## Materials provided

>>

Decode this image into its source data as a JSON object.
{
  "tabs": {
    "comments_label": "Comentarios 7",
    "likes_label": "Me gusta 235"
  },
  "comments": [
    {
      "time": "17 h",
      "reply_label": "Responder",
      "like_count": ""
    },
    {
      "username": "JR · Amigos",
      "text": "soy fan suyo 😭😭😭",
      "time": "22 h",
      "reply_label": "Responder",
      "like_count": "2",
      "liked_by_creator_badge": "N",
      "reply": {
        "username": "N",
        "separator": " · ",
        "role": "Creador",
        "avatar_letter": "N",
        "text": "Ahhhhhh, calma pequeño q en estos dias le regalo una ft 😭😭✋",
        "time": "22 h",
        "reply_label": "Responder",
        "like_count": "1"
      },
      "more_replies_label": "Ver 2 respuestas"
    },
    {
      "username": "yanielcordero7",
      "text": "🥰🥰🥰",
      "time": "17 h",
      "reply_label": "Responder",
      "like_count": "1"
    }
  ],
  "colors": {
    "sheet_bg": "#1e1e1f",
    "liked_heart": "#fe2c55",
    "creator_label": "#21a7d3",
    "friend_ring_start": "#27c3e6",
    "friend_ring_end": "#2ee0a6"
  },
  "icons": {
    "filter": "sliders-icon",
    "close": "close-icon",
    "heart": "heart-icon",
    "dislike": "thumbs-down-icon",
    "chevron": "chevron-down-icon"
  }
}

<<

## The task
Return all of the entries word for word.

## Written solution
Decode this image into its source data as a JSON object.
{
  "tabs": {
    "comments_label": "Comentarios 7",
    "likes_label": "Me gusta 235"
  },
  "comments": [
    {
      "time": "17 h",
      "reply_label": "Responder",
      "like_count": ""
    },
    {
      "username": "JR · Amigos",
      "text": "soy fan suyo 😭😭😭",
      "time": "22 h",
      "reply_label": "Responder",
      "like_count": "2",
      "liked_by_creator_badge": "N",
      "reply": {
        "username": "N",
        "separator": " · ",
        "role": "Creador",
        "avatar_letter": "N",
        "text": "Ahhhhhh, calma pequeño q en estos dias le regalo una ft 😭😭✋",
        "time": "22 h",
        "reply_label": "Responder",
        "like_count": "1"
      },
      "more_replies_label": "Ver 2 respuestas"
    },
    {
      "username": "yanielcordero7",
      "text": "🥰🥰🥰",
      "time": "17 h",
      "reply_label": "Responder",
      "like_count": "1"
    }
  ],
  "colors": {
    "sheet_bg": "#1e1e1f",
    "liked_heart": "#fe2c55",
    "creator_label": "#21a7d3",
    "friend_ring_start": "#27c3e6",
    "friend_ring_end": "#2ee0a6"
  },
  "icons": {
    "filter": "sliders-icon",
    "close": "close-icon",
    "heart": "heart-icon",
    "dislike": "thumbs-down-icon",
    "chevron": "chevron-down-icon"
  }
}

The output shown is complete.